Je doute que Trump ait personnellement étudié le travail de Vladislav Surkov, mais je ne serai pas surpris que ses conseillers eux l’ait fait. Steve Bannon et Roger Ailes en particulier sont des maîtres de l’irréalité politique, spécialement Ailes. Mais la stratégie de Surkov fonctionne spécifiquement bien pour Trump en raison de ses racines dans le monde de la télé-réalité, une autre sphère où la « réalité » est définie largement par sa propre conscience d’elle-même et ses artifices flagrants.

Dans The Apprentice (une émission de télé-réalité où Trump faisait passer des entretiens d’embauches à des candidats), comme dans l’élection de 2016, les spectateurs sont récompensés d’être assez avisés pour comprendre que tout ce qu’ils voient est du « bullshit » (en anglais dans le texte). Cependant ces mêmes spectateurs doivent, quoi qu’il en soit, choisir leurs propres héros et antagonistes parmi les candidats quel que soit le contexte de l’émission.

Quand la politique devient fondamentalement irréelle, la nature de la prise de décision politique change. Tout devient fiction, donc les votants peuvent choisir seulement la fiction qui correspond le mieux à leur goût et à leurs propres représentations. Ainsi le politique devient dévoré entièrement par le cosmétique. C’est le triomphe final de ce que Carl Schmitt appelait le romantisme politique, ou ce que Christopher Lasch pourrait appeler le narcissisme politique : la politique en tant qu’expression de soi et rien d’autre.

Ce n’est pas une coïncidence que des forces autoritaires soient à l’action derrière ce développement. La suspension de la réalité se prête aux politiques autoritaires car elle rend la démocratie libérale impossible. Sans aucune sorte de réalité stable, nous n’avons pas de points de référence commun que nous puissions utiliser pour la délibération politique. Et quand mes préférences politiques sont enracinées entièrement dans ce que je conçois comme étant moi-même, il n’y a pas de place pour le compromis.

- - -

▶ [À FAIRE]
1 – Selon le texte sur l'irréalité politique, quel nom Carl Schmitt donnait-il au phénomène dont il décrit le triomphe final ?
2 – Rédigez la suite du texte sur l'irréalité politique en reprenant après sa dernière phrase.

▶ [DONNÉES]
- - -

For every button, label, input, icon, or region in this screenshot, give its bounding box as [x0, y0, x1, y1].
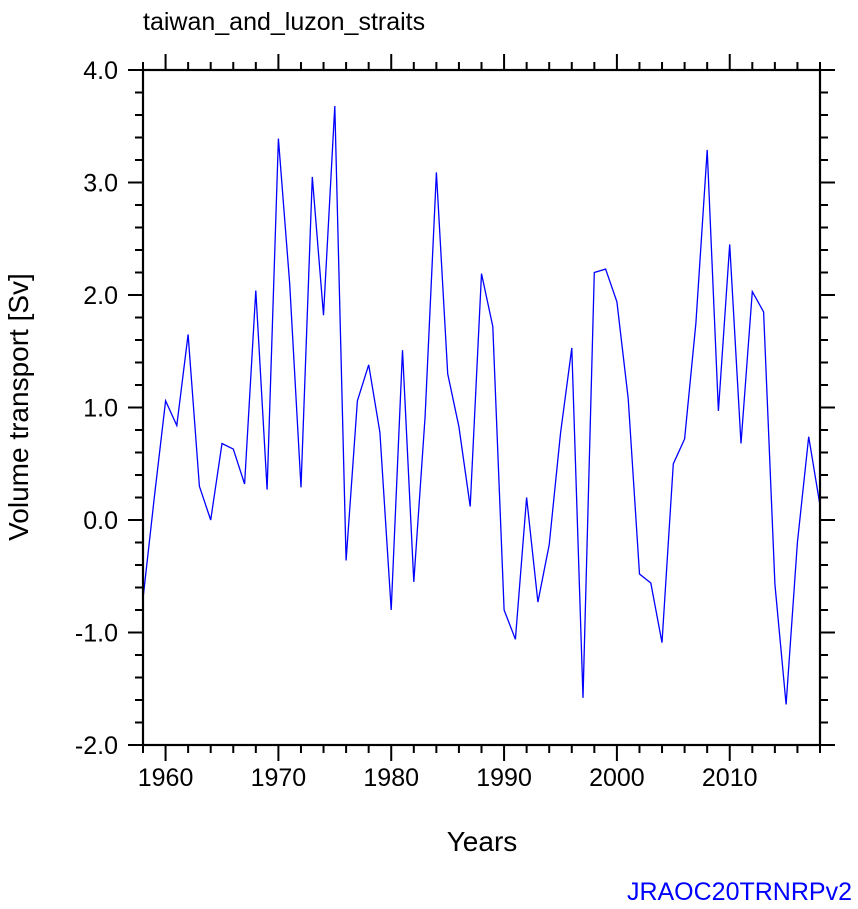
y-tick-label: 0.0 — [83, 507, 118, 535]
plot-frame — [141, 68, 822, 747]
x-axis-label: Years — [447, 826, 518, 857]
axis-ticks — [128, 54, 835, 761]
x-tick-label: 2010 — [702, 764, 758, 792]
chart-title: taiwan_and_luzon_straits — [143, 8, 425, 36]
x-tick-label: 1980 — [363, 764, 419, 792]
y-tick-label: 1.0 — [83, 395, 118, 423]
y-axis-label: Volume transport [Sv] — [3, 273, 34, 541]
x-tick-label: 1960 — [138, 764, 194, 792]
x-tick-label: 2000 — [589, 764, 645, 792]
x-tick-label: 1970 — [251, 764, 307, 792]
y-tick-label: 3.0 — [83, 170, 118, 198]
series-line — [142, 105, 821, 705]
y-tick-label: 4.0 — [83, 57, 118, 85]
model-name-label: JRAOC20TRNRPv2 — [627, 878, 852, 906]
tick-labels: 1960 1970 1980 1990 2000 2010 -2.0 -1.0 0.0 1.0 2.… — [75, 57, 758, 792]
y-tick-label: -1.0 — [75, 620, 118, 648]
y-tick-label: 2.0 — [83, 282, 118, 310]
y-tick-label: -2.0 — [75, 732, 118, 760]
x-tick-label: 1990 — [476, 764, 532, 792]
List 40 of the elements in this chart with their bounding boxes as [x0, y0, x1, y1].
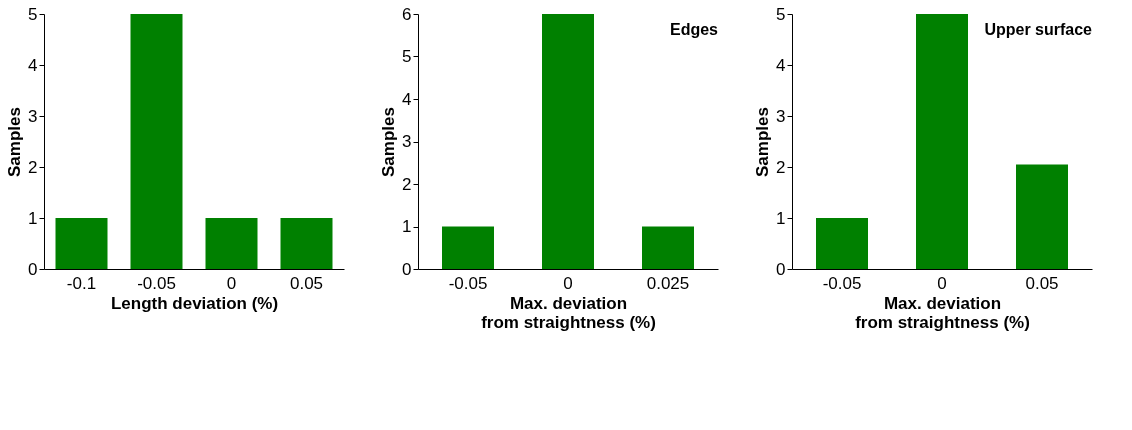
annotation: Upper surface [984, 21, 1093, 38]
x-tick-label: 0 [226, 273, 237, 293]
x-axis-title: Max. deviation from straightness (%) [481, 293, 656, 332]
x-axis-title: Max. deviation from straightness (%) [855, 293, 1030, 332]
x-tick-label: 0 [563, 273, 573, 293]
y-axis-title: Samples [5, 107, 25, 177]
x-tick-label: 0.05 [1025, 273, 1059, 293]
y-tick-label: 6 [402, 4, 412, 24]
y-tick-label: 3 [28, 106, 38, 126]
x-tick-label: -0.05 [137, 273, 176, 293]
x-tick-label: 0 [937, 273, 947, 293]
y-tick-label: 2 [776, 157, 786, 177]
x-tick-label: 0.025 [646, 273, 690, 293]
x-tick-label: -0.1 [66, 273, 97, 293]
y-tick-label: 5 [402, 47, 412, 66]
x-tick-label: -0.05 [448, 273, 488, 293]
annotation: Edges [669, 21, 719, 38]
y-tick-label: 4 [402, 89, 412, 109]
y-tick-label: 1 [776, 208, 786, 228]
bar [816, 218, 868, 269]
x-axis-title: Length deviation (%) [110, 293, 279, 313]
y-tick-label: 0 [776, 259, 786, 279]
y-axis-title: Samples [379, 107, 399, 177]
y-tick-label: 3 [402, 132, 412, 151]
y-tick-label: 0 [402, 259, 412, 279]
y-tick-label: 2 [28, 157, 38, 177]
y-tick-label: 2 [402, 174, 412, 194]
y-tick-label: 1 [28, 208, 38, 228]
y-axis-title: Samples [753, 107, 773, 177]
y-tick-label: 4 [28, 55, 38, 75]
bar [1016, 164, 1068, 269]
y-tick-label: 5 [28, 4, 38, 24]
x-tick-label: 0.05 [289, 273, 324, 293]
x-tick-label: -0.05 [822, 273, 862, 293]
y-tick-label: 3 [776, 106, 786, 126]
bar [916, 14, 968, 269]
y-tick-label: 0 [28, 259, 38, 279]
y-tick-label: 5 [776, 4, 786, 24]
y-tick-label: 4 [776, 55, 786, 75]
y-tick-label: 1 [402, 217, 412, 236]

- - -

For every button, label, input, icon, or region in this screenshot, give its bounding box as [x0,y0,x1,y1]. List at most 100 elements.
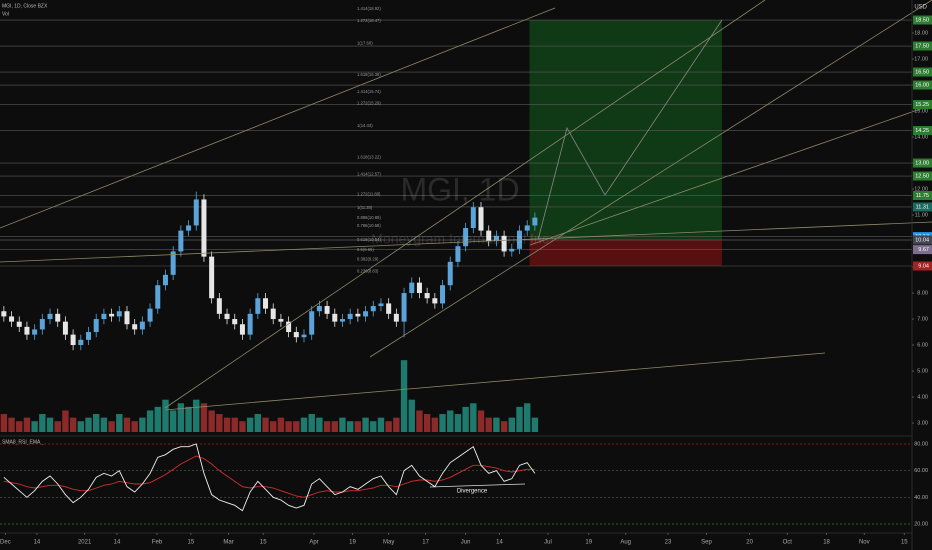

- - -

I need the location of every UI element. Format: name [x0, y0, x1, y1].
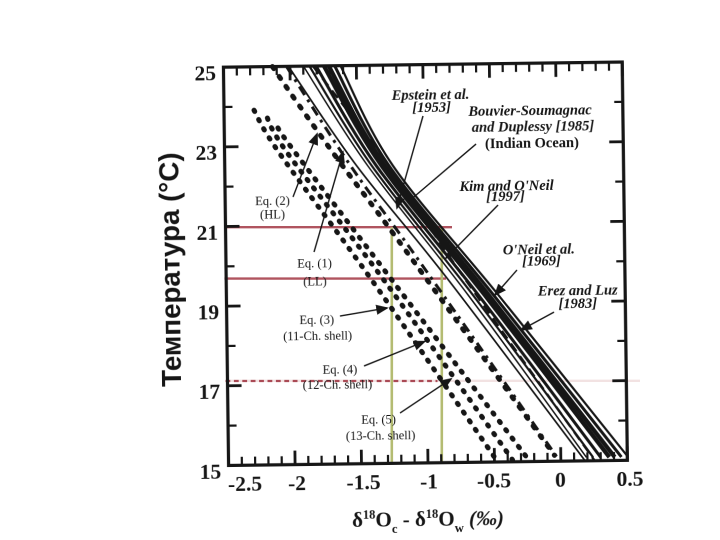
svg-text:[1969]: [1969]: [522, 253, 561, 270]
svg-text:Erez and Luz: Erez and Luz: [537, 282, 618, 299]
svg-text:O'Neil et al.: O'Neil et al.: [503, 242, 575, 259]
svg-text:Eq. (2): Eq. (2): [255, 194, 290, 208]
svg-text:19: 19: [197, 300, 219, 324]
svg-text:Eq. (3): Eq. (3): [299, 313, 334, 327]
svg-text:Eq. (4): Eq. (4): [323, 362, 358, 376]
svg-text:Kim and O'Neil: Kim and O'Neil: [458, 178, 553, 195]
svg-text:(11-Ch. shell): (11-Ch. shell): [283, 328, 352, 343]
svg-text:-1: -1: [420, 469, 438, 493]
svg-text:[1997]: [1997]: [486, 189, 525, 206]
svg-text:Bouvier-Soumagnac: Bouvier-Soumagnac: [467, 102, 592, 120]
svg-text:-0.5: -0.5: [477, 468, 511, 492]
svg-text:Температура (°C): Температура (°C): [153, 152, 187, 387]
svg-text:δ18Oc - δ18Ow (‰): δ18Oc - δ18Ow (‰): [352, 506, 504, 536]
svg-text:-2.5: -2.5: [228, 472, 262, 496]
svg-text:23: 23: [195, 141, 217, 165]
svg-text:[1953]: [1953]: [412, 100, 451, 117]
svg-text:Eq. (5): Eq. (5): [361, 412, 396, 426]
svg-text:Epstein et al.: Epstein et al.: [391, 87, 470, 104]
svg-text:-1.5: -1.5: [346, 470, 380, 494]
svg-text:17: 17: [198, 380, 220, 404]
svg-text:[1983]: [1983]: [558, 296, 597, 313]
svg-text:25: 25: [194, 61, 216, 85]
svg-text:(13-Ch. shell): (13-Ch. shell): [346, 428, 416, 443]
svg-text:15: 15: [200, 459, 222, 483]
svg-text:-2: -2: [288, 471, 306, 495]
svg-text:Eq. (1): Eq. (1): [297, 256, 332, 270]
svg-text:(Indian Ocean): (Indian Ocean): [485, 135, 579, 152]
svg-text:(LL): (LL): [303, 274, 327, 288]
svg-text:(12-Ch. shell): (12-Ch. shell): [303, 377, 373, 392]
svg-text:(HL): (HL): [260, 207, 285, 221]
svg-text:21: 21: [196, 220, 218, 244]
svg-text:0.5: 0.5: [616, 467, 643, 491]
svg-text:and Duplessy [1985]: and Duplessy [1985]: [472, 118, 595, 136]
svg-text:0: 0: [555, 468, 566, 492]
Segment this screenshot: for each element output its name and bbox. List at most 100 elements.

- - -

▶ [RÉPONSES FOURNIES]
1 – Le romantisme politique.

2 –
On peut se demander naturellement comment il est possible de rendre un sens de réalité politique au-delà de soi-même. Je peux seulement dire que je n’en ai aucune idée. Il ne semble pas y avoir de moyens effectifs dans les institutions pour contrer le mode de communication de Trump/Surkov. En partie car il émerge dans des sociétés qui souffrent déjà d’un persistent cynisme institutionnalisé. Le New York Times peut fact-check / vérifier les faits de Donald Trump autant qu’il veut, mais ceux qui le soutiennent savent dans leur cœur que le Times n’a pas d’autorité particulière lorsqu’on en vient à décider de ce qui est vrai.

Il me semble donc que cette manière de faire de la politique continuera à se renforcer, et que sa popularité ira bien au-delà de cette élection, même si Trump est battu. Elle pourrait même bien être le futur des démocraties modernes, si plus de démocraties libérales glissent vers ce que Surkov a appelé les « Démocraties gérées »

Ce terme mérite une courte explication. Dans un texte de 2011 écris pour Open Democracy, Richard Sarkwa, un professeur de politique russe et européenne à l’Université du Kent, décrivit ce que Sukov nomme les « démocraties gérées » comme « la gestion administrative des partis et élections politiques. » Sakwa continue :

La philosophie de Surkov est qu’il n’existe pas de réelle liberté dans le monde, et que toutes les démocraties sont des démocraties « gérées », donc la clef du succès est d’influencer les gens, de leur donner l’illusion qu’ils sont libres, alors qu’en réalité ils sont « gérés ». De son point de vue, la seule liberté est la « liberté artistique ».

La liberté d’adopter une affiliation politique en tant qu’exercice purement esthétique.

Les démocraties “gérées” et la politique “irréelle” croissant en influence dans le monde occidental, sous le patronage en grande partie du régime de Poutine. Regardez le Royaume Unis, où la campagne pro-Brexit a été capable d’atteindre ses buts en dissimulant constamment, et de manière évidente, les effets potentiels d’une sécession de l’Union Européenne. Nigel Farage, à la tête du parti d’extrême droite populiste UK Independance Party a dit pendant des mois avant le référendum sur le Brexit que quitter l’Union libérerait 350 millions de livres pour le National Health Service. Il a abandonné ce mensonge éhonté quelques heures à peine après le vote. (et incidemment le successeur de Farage à la tête de l’UKIP a décrit Vladimir Poutine comme son héros favori.)

En Hongrie, le premier ministre et allié de Poutine Viktor Orban y ait même aller de sa pièce en inventant son propre mot pour ce qui doit remplacer le libéralisme politique : plutôt que de démocratie « gérée », il parle de démocratie illibérale.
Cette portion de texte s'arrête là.